Data extracted from a collection
■ ■ ■
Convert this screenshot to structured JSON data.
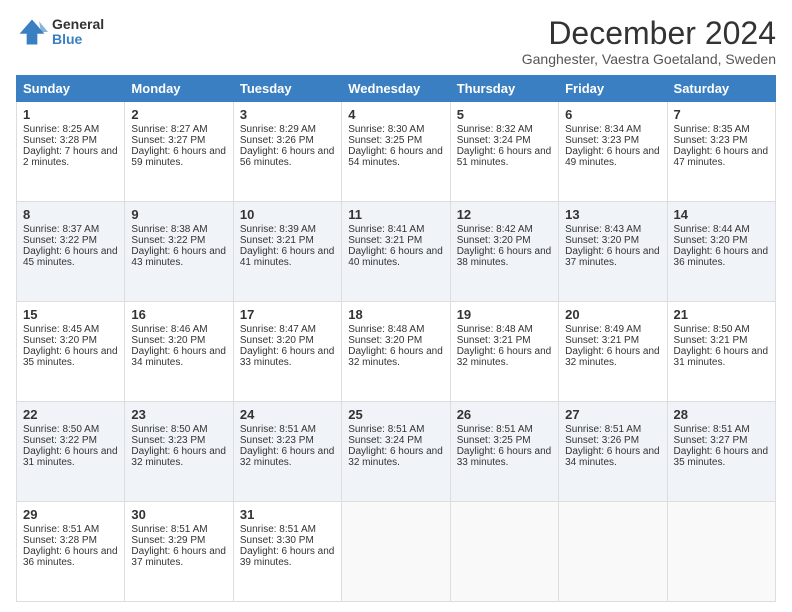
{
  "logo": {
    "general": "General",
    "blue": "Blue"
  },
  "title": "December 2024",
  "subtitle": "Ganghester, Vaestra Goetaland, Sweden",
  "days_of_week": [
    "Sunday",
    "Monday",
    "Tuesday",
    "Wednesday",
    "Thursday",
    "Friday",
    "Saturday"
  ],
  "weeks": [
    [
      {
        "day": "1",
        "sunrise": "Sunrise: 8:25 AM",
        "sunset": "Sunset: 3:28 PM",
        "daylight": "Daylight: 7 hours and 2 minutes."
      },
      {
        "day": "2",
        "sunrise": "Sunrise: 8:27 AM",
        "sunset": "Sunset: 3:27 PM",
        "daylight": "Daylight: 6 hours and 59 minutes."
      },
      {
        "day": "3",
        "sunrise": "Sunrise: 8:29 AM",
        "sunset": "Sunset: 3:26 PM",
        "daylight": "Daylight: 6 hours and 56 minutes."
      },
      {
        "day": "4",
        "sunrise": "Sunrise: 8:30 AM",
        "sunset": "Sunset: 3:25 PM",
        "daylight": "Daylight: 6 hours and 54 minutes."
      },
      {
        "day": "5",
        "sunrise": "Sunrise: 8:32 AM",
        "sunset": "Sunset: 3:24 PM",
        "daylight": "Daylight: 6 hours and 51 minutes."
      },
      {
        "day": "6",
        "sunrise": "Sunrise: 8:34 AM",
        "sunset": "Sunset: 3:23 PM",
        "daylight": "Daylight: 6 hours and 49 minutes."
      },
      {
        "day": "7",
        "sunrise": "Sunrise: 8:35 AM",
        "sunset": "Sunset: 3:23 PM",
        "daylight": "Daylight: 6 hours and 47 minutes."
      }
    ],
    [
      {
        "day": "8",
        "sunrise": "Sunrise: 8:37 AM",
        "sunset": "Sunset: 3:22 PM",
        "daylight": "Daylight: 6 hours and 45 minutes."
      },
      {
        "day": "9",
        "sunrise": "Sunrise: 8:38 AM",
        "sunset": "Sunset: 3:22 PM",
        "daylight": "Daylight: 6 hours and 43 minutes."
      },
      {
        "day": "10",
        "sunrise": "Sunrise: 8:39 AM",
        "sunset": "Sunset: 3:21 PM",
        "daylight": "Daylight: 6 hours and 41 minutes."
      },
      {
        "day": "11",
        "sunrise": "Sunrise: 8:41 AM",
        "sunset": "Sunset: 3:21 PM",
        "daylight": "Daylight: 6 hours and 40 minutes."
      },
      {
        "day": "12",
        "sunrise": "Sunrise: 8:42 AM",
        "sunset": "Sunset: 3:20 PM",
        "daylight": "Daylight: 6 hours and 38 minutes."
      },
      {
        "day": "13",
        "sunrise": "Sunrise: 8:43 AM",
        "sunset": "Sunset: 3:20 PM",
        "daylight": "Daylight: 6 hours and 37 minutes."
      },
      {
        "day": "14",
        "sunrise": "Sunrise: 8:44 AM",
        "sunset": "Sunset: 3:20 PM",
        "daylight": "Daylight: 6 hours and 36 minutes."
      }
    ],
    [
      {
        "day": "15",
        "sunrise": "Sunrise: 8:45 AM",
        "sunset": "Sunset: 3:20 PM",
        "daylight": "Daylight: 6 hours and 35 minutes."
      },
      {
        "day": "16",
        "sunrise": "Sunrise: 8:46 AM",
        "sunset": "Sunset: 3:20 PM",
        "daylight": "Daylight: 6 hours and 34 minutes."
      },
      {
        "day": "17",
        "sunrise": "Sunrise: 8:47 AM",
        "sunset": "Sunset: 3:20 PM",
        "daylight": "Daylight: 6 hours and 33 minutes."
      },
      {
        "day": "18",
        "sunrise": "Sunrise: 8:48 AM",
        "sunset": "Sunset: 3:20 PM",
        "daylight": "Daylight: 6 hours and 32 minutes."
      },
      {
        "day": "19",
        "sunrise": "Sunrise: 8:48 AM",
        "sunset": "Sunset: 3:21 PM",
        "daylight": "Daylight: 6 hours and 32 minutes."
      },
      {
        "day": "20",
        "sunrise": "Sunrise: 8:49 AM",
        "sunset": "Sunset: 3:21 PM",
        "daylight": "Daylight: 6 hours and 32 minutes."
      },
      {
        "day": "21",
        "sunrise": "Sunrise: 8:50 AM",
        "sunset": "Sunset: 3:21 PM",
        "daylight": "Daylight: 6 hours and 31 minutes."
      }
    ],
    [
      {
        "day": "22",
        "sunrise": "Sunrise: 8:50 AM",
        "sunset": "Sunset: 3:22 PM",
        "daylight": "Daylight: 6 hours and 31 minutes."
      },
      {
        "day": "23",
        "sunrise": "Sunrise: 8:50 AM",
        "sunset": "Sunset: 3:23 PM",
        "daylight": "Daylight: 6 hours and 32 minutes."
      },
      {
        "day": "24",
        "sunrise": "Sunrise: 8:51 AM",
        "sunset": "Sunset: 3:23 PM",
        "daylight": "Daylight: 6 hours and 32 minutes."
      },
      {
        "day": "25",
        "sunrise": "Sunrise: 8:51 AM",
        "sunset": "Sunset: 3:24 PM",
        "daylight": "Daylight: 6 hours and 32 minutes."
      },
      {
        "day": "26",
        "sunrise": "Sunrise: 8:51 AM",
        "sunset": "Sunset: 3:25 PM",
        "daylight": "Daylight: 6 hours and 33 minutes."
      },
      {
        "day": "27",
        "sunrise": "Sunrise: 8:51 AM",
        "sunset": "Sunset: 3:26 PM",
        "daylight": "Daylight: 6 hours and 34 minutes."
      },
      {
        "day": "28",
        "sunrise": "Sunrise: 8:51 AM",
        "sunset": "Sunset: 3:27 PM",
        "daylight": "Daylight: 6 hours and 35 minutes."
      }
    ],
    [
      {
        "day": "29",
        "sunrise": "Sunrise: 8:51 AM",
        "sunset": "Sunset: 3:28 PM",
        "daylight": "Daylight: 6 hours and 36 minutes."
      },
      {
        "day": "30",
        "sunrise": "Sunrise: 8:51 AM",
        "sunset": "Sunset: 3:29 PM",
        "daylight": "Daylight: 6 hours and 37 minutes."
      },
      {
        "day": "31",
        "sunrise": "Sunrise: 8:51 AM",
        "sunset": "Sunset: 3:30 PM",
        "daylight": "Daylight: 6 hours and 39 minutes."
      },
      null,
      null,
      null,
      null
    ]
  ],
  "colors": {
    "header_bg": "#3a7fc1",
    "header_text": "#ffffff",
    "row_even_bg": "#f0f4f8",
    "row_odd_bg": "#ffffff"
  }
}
■ ■ ■
**PROBLEM REQUIREMENTS:** Copy each line above that contains the string "ffffff".

**SOLVED PROBLEM:**
    "header_text": "#ffffff",
    "row_odd_bg": "#ffffff"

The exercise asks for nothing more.